Dataset excerpts:
----

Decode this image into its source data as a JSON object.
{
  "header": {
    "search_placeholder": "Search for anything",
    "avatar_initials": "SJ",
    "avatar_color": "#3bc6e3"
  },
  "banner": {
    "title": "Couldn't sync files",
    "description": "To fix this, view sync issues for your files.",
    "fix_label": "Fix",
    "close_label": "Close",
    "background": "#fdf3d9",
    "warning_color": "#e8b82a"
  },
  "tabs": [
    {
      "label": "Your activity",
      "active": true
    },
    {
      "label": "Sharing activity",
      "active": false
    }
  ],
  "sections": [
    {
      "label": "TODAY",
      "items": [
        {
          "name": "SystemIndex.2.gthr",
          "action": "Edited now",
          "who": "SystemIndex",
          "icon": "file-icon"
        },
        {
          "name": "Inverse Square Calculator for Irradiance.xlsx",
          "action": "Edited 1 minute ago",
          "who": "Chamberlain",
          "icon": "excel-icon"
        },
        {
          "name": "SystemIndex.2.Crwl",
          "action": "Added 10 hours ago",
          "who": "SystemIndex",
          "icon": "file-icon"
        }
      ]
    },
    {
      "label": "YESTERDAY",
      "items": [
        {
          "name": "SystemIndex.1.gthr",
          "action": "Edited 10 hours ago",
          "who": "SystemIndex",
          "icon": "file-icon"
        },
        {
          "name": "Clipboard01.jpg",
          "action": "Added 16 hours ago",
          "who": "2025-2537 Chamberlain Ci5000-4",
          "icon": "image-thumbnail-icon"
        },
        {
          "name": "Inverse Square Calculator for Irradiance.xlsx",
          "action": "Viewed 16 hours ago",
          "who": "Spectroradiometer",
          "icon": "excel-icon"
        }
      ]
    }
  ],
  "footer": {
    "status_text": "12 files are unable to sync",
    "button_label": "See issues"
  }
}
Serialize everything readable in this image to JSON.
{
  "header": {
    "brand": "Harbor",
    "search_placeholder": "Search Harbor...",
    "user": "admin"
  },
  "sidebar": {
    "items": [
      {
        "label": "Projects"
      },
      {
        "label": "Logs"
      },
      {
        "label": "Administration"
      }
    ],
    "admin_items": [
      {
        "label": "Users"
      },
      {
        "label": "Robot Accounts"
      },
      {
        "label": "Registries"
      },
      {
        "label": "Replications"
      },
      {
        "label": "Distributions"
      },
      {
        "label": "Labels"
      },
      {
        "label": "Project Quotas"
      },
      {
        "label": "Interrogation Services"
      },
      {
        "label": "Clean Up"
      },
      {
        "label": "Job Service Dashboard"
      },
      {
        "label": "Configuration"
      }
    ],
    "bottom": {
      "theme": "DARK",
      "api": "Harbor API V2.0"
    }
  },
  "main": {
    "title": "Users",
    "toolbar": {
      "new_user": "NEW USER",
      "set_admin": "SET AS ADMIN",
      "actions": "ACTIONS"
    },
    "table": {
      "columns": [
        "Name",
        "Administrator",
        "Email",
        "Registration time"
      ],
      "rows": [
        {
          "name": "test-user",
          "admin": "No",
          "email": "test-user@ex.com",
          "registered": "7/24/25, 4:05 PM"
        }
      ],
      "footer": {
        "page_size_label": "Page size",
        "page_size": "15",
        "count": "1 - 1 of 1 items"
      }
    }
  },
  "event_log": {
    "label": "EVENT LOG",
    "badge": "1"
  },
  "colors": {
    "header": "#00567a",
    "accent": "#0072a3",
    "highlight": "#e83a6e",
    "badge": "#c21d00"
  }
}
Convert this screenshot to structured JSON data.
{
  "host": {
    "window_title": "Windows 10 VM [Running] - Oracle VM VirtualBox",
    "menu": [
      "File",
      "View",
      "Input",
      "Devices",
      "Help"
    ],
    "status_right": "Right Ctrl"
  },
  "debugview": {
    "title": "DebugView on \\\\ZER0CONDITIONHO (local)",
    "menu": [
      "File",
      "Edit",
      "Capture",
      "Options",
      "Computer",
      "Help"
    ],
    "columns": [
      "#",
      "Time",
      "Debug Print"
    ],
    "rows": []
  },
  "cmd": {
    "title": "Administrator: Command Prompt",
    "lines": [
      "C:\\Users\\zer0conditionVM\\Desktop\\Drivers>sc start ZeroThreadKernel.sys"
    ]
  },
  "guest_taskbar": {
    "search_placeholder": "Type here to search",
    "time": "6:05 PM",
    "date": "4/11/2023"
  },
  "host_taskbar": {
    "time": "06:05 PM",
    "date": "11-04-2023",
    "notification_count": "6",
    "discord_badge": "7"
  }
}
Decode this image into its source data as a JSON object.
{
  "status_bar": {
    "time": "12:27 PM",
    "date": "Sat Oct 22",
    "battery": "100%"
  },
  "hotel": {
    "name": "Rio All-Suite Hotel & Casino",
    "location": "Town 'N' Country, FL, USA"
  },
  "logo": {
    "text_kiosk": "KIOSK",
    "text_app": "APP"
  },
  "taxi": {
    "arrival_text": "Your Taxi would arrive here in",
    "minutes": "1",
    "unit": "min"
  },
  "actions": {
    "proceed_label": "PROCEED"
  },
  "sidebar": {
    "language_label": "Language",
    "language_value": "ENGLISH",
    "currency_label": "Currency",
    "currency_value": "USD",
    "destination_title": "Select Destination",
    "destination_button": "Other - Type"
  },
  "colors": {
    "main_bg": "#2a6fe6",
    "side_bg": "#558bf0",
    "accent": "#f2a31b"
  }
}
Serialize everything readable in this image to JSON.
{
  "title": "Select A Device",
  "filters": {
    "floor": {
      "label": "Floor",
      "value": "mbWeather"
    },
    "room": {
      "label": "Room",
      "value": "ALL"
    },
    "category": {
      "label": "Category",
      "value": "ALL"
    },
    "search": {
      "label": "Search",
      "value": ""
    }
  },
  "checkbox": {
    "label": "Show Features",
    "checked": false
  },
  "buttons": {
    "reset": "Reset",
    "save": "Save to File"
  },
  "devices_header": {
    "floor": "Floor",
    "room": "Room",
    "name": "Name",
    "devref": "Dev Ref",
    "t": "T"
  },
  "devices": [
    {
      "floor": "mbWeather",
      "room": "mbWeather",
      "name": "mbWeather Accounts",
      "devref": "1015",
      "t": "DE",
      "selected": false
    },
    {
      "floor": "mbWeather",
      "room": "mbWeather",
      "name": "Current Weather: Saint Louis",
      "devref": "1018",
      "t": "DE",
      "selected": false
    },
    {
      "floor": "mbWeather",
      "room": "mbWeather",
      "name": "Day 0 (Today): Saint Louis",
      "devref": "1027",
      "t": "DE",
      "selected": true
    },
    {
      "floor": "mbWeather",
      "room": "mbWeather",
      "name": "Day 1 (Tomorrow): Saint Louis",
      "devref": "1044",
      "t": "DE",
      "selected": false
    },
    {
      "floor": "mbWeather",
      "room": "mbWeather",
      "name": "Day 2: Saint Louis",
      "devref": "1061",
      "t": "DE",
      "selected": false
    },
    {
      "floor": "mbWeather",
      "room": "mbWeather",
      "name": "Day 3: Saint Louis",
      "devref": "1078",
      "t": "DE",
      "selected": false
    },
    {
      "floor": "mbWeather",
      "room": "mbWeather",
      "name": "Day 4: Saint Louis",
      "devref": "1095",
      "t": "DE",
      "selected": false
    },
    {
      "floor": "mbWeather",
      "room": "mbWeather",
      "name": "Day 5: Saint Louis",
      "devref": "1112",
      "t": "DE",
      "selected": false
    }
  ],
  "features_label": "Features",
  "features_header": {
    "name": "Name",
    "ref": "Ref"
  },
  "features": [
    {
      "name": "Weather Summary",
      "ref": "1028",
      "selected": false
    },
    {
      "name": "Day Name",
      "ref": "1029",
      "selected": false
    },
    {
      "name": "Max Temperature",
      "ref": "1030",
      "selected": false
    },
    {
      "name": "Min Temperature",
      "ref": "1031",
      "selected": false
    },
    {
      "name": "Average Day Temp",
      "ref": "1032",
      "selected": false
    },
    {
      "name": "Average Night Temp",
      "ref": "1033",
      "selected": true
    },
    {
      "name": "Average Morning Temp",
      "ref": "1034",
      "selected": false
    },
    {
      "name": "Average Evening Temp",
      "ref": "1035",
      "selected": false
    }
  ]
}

----

▸ **Given instruction**:
Determine how many lines of the material include the string "files". Output only that count.

▸ **Reply to the task**:
3